• PROVIDED INFORMATION:
::::

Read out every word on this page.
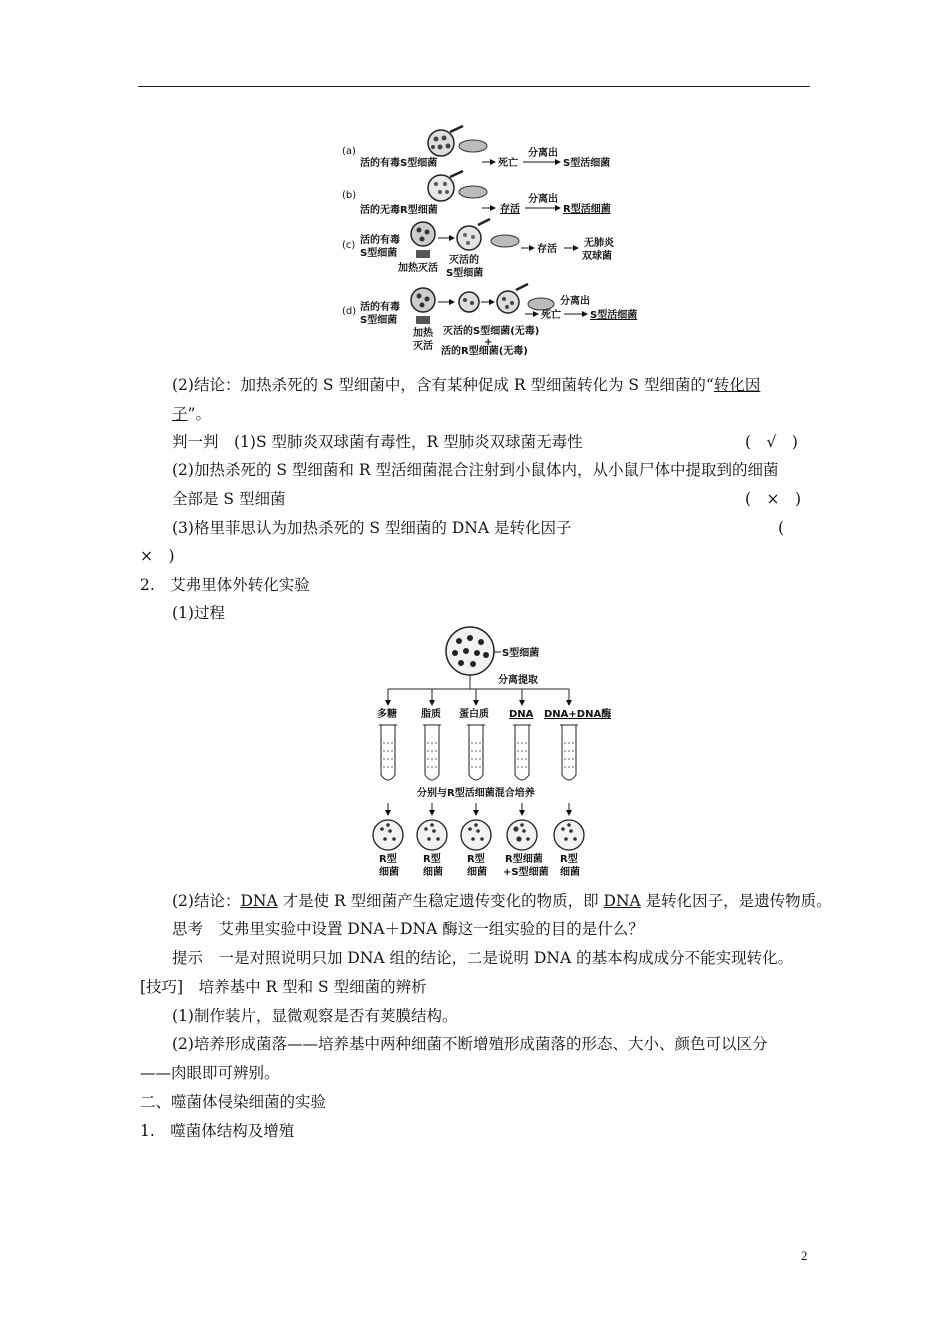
(a)
活的有毒S型细菌	死亡
分离出
S型活细菌
(b)
活的无毒R型细菌	存活
分离出
R型活细菌
(c) 活的有毒
S型细菌
加热灭活
灭活的
S型细菌
存活
无肺炎
双球菌
(d) 活的有毒
S型细菌
加热
灭活
灭活的S型细菌(无毒)
+
活的R型细菌(无毒)
死亡
分离出
S型活细菌
(2)结论：加热杀死的 S 型细菌中，含有某种促成 R 型细菌转化为 S 型细菌的“转化因
子”。
判一判　(1)S 型肺炎双球菌有毒性，R 型肺炎双球菌无毒性	(　√　)
(2)加热杀死的 S 型细菌和 R 型活细菌混合注射到小鼠体内，从小鼠尸体中提取到的细菌
全部是 S 型细菌	(　×　)
(3)格里菲思认为加热杀死的 S 型细菌的 DNA 是转化因子	(
×　)
2.　艾弗里体外转化实验
(1)过程
S型细菌
分离提取
多糖 脂质 蛋白质 DNA DNA+DNA酶
分别与R型活细菌混合培养
R型
细菌
R型
细菌
R型
细菌
R型细菌
+S型细菌
R型
细菌
(2)结论：DNA 才是使 R 型细菌产生稳定遗传变化的物质，即 DNA 是转化因子，是遗传物质。
思考　艾弗里实验中设置 DNA＋DNA 酶这一组实验的目的是什么？
提示　一是对照说明只加 DNA 组的结论，二是说明 DNA 的基本构成成分不能实现转化。
[技巧]　培养基中 R 型和 S 型细菌的辨析
(1)制作装片，显微观察是否有荚膜结构。
(2)培养形成菌落——培养基中两种细菌不断增殖形成菌落的形态、大小、颜色可以区分
——肉眼即可辨别。
二、噬菌体侵染细菌的实验
1.　噬菌体结构及增殖
2
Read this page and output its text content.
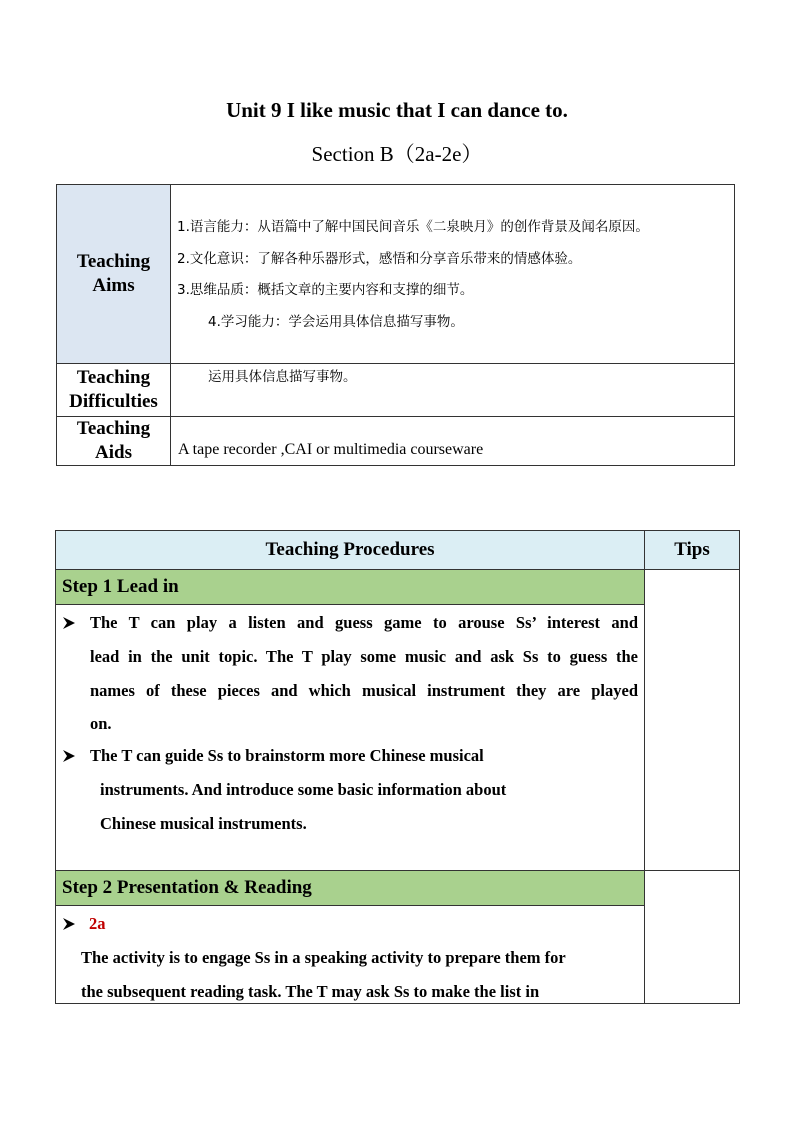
Unit 9 I like music that I can dance to.
Section B（2a-2e）
Teaching
Aims
1.语言能力：从语篇中了解中国民间音乐《二泉映月》的创作背景及闻名原因。
2.文化意识：了解各种乐器形式，感悟和分享音乐带来的情感体验。
3.思维品质：概括文章的主要内容和支撑的细节。
4.学习能力：学会运用具体信息描写事物。
Teaching
Difficulties
运用具体信息描写事物。
Teaching
Aids	A tape recorder ,CAI or multimedia courseware
Teaching Procedures	Tips
Step 1 Lead in
The T can play a listen and guess game to arouse Ss’ interest and
lead in the unit topic. The T play some music and ask Ss to guess the
names of these pieces and which musical instrument they are played
on.
The T can guide Ss to brainstorm more Chinese musical
instruments. And introduce some basic information about
Chinese musical instruments.
Step 2 Presentation & Reading
2a
The activity is to engage Ss in a speaking activity to prepare them for
the subsequent reading task. The T may ask Ss to make the list in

::::

• WHAT THE TASK REQUIRES: Repeat each entry exactly as it appears; skip any picture.

• CORRECT ANSWER:
Read out every word on this page.
(a)
活的有毒S型细菌	死亡
分离出
S型活细菌
(b)
活的无毒R型细菌	存活
分离出
R型活细菌
(c) 活的有毒
S型细菌
加热灭活
灭活的
S型细菌
存活
无肺炎
双球菌
(d) 活的有毒
S型细菌
加热
灭活
灭活的S型细菌(无毒)
+
活的R型细菌(无毒)
死亡
分离出
S型活细菌
(2)结论：加热杀死的 S 型细菌中，含有某种促成 R 型细菌转化为 S 型细菌的“转化因
子”。
判一判　(1)S 型肺炎双球菌有毒性，R 型肺炎双球菌无毒性	(　√　)
(2)加热杀死的 S 型细菌和 R 型活细菌混合注射到小鼠体内，从小鼠尸体中提取到的细菌
全部是 S 型细菌	(　×　)
(3)格里菲思认为加热杀死的 S 型细菌的 DNA 是转化因子	(
×　)
2.　艾弗里体外转化实验
(1)过程
S型细菌
分离提取
多糖 脂质 蛋白质 DNA DNA+DNA酶
分别与R型活细菌混合培养
R型
细菌
R型
细菌
R型
细菌
R型细菌
+S型细菌
R型
细菌
(2)结论：DNA 才是使 R 型细菌产生稳定遗传变化的物质，即 DNA 是转化因子，是遗传物质。
思考　艾弗里实验中设置 DNA＋DNA 酶这一组实验的目的是什么？
提示　一是对照说明只加 DNA 组的结论，二是说明 DNA 的基本构成成分不能实现转化。
[技巧]　培养基中 R 型和 S 型细菌的辨析
(1)制作装片，显微观察是否有荚膜结构。
(2)培养形成菌落——培养基中两种细菌不断增殖形成菌落的形态、大小、颜色可以区分
——肉眼即可辨别。
二、噬菌体侵染细菌的实验
1.　噬菌体结构及增殖
2
Read this page and output its text content.
Unit 9 I like music that I can dance to.
Section B（2a-2e）
Teaching
Aims
1.语言能力：从语篇中了解中国民间音乐《二泉映月》的创作背景及闻名原因。
2.文化意识：了解各种乐器形式，感悟和分享音乐带来的情感体验。
3.思维品质：概括文章的主要内容和支撑的细节。
4.学习能力：学会运用具体信息描写事物。
Teaching
Difficulties
运用具体信息描写事物。
Teaching
Aids	A tape recorder ,CAI or multimedia courseware
Teaching Procedures	Tips
Step 1 Lead in
The T can play a listen and guess game to arouse Ss’ interest and
lead in the unit topic. The T play some music and ask Ss to guess the
names of these pieces and which musical instrument they are played
on.
The T can guide Ss to brainstorm more Chinese musical
instruments. And introduce some basic information about
Chinese musical instruments.
Step 2 Presentation & Reading
2a
The activity is to engage Ss in a speaking activity to prepare them for
the subsequent reading task. The T may ask Ss to make the list in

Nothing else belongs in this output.